Select, from the data, each line where "Крупской" occurs.
++++++++
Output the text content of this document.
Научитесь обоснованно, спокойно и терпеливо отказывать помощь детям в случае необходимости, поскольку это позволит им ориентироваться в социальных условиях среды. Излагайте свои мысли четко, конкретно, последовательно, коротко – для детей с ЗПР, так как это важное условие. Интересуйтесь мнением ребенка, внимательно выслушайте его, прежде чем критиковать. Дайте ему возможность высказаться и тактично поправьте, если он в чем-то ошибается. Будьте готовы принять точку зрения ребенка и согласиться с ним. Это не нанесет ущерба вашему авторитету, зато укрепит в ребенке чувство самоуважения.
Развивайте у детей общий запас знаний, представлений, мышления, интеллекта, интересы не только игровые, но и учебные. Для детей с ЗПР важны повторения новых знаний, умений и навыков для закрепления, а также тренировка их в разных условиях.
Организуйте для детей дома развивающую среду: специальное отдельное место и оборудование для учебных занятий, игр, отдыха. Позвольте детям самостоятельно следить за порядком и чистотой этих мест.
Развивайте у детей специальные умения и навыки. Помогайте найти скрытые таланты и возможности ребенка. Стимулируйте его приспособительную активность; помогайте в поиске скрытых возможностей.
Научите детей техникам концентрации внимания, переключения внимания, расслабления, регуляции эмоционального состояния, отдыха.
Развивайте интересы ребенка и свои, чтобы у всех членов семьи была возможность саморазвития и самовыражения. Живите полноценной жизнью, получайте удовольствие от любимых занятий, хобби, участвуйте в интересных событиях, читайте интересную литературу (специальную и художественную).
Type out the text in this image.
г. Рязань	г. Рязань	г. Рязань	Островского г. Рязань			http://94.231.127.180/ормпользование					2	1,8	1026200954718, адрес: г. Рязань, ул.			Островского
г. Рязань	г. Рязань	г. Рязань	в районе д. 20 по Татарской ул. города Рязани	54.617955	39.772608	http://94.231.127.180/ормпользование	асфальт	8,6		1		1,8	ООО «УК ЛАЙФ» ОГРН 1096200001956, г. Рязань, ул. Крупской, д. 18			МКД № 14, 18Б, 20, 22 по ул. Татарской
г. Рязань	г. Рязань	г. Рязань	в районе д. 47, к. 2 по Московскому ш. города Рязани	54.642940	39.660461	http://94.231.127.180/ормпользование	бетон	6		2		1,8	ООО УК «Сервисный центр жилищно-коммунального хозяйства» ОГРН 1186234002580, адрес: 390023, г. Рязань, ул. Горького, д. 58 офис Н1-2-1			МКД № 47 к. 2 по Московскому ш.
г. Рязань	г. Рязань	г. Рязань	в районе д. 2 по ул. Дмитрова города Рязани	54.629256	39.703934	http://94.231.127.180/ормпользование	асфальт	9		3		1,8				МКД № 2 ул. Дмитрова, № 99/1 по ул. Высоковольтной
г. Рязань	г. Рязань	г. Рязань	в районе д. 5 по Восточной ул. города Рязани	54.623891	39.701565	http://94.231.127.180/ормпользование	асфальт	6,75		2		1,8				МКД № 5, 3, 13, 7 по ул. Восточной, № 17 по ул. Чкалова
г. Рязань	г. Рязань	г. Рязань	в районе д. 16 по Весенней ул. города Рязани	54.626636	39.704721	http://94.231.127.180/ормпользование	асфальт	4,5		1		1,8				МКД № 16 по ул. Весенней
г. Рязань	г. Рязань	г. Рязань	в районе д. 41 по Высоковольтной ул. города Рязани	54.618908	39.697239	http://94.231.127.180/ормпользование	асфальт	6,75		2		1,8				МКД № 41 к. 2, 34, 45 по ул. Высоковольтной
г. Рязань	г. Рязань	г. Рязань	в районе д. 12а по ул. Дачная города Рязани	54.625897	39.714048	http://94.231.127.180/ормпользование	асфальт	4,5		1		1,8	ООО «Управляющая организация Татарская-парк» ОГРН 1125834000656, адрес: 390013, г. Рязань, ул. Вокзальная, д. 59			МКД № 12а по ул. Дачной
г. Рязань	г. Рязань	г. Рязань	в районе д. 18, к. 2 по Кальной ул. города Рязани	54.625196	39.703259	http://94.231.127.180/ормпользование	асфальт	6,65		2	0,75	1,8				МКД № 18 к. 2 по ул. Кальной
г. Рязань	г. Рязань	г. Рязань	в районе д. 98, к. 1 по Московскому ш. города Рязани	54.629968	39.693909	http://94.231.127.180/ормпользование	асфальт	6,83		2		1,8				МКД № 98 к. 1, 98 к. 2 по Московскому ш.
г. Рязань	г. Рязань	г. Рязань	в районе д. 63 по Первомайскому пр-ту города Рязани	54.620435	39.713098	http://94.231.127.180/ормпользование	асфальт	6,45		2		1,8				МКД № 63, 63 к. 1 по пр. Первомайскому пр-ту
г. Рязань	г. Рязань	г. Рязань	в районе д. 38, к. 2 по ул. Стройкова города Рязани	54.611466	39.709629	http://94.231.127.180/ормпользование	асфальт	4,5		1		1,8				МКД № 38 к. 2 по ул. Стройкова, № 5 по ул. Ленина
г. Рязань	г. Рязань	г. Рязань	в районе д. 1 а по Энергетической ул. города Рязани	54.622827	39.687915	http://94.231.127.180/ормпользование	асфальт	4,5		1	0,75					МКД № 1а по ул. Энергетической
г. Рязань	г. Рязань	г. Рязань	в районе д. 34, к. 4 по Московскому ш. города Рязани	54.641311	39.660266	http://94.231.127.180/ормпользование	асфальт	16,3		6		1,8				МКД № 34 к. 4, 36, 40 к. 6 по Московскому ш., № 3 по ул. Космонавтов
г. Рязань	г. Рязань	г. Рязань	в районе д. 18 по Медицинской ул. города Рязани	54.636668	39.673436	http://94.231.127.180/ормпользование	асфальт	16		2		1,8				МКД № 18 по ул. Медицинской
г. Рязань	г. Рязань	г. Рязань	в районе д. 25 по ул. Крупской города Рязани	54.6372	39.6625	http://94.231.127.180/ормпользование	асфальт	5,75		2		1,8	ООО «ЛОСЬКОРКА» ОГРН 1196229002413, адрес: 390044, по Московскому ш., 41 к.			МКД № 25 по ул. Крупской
++++++++
- Result for this exercise:
г. Рязань	г. Рязань	г. Рязань	в районе д. 20 по Татарской ул. города Рязани	54.617955	39.772608	http://94.231.127.180/ормпользование	асфальт	8,6		1		1,8	ООО «УК ЛАЙФ» ОГРН 1096200001956, г. Рязань, ул. Крупской, д. 18			МКД № 14, 18Б, 20, 22 по ул. Татарской
г. Рязань	г. Рязань	г. Рязань	в районе д. 25 по ул. Крупской города Рязани	54.6372	39.6625	http://94.231.127.180/ормпользование	асфальт	5,75		2		1,8	ООО «ЛОСЬКОРКА» ОГРН 1196229002413, адрес: 390044, по Московскому ш., 41 к.			МКД № 25 по ул. Крупской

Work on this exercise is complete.